* TASK DIRECTIONS *
Wherever a line holds the word "probability", copy that line out.

* STORED RECORDS *
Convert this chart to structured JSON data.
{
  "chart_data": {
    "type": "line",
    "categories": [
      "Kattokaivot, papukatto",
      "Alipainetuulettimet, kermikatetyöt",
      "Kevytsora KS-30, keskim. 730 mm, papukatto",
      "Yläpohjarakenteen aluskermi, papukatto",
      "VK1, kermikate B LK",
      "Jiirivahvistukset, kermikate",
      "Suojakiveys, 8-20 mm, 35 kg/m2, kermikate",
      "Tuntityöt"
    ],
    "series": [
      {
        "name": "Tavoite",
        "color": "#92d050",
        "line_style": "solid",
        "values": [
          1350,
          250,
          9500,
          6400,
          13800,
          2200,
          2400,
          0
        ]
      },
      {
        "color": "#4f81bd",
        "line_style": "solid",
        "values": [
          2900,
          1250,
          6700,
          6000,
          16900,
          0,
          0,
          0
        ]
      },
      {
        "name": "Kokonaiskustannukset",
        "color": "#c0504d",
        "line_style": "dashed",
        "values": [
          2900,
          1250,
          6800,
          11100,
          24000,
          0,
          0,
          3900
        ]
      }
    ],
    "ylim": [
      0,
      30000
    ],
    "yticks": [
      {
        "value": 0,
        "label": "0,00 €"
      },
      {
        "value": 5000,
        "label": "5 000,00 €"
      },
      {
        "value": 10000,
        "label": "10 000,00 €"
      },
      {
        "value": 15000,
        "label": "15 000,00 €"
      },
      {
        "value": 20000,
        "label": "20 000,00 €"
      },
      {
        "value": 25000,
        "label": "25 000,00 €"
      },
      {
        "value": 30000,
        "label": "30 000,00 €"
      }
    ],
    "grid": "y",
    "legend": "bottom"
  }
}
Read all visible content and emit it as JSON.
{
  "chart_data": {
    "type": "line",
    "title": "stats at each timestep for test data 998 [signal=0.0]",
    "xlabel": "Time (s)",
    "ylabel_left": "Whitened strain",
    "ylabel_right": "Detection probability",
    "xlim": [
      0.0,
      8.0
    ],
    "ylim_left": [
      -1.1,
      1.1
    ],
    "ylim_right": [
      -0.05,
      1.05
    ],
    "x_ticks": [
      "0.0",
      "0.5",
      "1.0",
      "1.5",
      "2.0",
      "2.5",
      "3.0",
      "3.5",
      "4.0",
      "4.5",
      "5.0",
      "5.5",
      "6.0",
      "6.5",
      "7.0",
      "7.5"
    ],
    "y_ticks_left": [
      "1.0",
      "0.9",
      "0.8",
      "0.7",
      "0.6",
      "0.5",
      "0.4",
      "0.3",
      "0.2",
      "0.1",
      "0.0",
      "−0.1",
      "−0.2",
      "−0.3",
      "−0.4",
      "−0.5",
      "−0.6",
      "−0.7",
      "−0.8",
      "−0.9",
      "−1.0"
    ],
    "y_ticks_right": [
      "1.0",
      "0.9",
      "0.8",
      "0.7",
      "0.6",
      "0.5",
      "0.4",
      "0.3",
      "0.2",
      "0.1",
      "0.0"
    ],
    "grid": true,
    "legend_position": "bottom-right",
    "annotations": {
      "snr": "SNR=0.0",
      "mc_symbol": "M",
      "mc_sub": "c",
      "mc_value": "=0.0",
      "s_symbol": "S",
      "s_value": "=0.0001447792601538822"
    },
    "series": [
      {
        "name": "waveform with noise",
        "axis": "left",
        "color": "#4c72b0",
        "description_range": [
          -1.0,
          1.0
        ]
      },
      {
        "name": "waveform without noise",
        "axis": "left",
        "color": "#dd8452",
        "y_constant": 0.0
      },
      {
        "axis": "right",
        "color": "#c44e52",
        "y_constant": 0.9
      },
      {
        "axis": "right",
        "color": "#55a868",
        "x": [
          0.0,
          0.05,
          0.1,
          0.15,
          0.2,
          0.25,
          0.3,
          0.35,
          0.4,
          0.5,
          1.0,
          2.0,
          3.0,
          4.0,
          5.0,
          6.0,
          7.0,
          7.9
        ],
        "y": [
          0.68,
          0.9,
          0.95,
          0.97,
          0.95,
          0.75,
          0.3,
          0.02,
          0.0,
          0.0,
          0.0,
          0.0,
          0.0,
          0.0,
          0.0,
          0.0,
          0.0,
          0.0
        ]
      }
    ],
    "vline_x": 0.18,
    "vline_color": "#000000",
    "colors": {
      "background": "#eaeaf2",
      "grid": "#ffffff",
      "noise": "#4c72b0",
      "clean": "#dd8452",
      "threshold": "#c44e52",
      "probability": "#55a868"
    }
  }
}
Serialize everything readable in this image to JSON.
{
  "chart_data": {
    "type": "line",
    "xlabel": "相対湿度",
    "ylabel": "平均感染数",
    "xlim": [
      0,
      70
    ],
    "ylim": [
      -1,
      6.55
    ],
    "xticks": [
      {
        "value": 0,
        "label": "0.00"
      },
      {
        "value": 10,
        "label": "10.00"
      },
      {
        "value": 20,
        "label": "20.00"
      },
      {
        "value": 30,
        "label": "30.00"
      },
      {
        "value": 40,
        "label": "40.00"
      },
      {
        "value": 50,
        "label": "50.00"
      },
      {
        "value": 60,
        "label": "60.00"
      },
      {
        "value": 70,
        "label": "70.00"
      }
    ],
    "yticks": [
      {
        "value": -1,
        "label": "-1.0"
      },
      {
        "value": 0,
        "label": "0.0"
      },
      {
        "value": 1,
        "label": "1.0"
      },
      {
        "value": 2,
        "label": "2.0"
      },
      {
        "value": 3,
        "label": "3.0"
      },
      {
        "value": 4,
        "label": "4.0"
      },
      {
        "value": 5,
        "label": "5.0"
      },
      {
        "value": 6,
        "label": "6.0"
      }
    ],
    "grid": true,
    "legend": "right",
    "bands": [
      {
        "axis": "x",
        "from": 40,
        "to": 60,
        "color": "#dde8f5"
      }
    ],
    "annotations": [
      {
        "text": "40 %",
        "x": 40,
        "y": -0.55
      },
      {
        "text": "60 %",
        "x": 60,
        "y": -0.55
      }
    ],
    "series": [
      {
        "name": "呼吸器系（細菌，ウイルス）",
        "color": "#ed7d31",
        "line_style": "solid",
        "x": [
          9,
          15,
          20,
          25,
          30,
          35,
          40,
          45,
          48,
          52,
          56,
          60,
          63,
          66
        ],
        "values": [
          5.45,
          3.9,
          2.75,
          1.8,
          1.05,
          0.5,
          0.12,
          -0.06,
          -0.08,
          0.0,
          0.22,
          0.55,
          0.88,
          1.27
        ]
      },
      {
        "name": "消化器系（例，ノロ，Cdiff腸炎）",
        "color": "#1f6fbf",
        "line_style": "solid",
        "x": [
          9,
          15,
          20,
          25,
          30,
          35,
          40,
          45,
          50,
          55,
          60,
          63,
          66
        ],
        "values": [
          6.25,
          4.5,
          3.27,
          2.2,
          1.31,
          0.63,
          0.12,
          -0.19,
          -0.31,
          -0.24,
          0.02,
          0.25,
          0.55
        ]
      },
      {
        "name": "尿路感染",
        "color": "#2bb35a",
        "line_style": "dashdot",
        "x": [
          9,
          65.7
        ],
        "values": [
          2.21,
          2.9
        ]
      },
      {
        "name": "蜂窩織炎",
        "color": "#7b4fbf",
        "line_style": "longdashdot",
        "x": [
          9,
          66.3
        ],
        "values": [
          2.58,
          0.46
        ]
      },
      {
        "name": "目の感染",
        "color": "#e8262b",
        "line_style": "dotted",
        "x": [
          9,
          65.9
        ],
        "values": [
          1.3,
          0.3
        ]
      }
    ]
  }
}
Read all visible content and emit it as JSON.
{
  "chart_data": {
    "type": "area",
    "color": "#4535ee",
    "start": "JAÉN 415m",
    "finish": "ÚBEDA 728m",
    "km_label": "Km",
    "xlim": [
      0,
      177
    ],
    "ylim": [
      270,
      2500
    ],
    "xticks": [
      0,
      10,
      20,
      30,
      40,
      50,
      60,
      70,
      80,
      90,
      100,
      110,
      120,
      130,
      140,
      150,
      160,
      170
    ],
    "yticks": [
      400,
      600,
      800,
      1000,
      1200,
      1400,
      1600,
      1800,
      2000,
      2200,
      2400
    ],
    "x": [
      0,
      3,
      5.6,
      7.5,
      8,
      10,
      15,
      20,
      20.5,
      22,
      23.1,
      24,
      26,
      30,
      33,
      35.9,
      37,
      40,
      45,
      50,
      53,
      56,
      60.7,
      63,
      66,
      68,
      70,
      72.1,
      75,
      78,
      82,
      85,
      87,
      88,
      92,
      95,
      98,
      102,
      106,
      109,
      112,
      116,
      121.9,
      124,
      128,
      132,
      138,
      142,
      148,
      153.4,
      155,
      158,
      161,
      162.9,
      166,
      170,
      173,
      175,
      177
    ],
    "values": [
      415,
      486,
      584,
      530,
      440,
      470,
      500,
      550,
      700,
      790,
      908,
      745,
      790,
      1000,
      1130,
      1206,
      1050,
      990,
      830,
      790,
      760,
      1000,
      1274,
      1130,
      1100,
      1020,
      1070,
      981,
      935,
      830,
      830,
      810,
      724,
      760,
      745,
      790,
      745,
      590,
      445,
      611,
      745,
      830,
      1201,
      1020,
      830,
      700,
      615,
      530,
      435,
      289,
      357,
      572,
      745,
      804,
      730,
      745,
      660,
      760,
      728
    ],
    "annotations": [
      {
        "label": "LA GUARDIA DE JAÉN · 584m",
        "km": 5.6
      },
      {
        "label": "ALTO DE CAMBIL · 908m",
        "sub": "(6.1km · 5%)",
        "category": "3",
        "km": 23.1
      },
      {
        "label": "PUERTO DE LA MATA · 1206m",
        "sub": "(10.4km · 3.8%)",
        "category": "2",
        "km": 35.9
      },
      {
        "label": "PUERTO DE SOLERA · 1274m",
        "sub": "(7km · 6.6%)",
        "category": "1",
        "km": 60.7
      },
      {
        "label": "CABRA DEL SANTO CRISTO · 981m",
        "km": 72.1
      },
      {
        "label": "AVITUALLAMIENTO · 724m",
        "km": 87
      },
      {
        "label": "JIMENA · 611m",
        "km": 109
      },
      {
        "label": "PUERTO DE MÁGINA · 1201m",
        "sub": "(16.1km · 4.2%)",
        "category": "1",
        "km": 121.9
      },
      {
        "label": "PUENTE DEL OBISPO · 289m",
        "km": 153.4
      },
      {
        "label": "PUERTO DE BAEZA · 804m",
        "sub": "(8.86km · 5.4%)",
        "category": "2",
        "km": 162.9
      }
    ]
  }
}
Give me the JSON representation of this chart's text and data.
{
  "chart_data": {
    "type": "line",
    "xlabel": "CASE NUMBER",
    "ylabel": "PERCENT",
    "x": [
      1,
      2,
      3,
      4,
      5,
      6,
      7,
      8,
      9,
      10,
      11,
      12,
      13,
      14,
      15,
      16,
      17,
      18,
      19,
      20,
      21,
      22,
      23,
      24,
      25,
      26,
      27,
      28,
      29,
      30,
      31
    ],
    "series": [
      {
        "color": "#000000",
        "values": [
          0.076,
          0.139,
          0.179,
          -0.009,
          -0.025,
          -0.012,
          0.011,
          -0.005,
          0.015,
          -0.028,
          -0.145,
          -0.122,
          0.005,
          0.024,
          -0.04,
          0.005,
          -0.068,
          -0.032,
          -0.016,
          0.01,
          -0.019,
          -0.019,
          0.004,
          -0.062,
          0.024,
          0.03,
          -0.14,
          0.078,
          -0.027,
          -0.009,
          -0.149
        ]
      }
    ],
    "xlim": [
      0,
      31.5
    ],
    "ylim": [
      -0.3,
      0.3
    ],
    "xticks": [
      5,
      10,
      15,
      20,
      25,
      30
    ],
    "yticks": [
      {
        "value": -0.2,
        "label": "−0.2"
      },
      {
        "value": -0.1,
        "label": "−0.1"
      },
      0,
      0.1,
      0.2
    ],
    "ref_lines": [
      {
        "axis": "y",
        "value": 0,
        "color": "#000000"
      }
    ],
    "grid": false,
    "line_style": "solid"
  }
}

* SOLUTION FOR THIS TASK *
    "ylabel_right": "Detection probability",
      "probability": "#55a868"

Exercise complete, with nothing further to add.